What is required - Write out every record below exactly as it appears.

Data supplied -
+ + + +
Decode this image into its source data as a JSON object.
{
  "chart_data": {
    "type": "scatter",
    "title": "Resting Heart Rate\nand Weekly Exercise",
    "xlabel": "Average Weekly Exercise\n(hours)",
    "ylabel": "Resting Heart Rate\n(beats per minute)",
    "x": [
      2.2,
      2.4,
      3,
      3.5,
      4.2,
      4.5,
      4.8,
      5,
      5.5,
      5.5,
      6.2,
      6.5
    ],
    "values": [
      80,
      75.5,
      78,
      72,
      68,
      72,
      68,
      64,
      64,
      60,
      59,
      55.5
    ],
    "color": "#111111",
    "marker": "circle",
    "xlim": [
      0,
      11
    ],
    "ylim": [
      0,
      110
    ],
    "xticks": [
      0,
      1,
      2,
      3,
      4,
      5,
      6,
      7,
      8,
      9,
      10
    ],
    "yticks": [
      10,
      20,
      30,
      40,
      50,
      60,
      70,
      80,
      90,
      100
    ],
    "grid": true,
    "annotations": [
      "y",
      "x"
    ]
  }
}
+ + + +
The completed task -
Decode this image into its source data as a JSON object.
{
  "chart_data": {
    "type": "scatter",
    "title": "Resting Heart Rate\nand Weekly Exercise",
    "xlabel": "Average Weekly Exercise\n(hours)",
    "ylabel": "Resting Heart Rate\n(beats per minute)",
    "x": [
      2.2,
      2.4,
      3,
      3.5,
      4.2,
      4.5,
      4.8,
      5,
      5.5,
      5.5,
      6.2,
      6.5
    ],
    "values": [
      80,
      75.5,
      78,
      72,
      68,
      72,
      68,
      64,
      64,
      60,
      59,
      55.5
    ],
    "color": "#111111",
    "marker": "circle",
    "xlim": [
      0,
      11
    ],
    "ylim": [
      0,
      110
    ],
    "xticks": [
      0,
      1,
      2,
      3,
      4,
      5,
      6,
      7,
      8,
      9,
      10
    ],
    "yticks": [
      10,
      20,
      30,
      40,
      50,
      60,
      70,
      80,
      90,
      100
    ],
    "grid": true,
    "annotations": [
      "y",
      "x"
    ]
  }
}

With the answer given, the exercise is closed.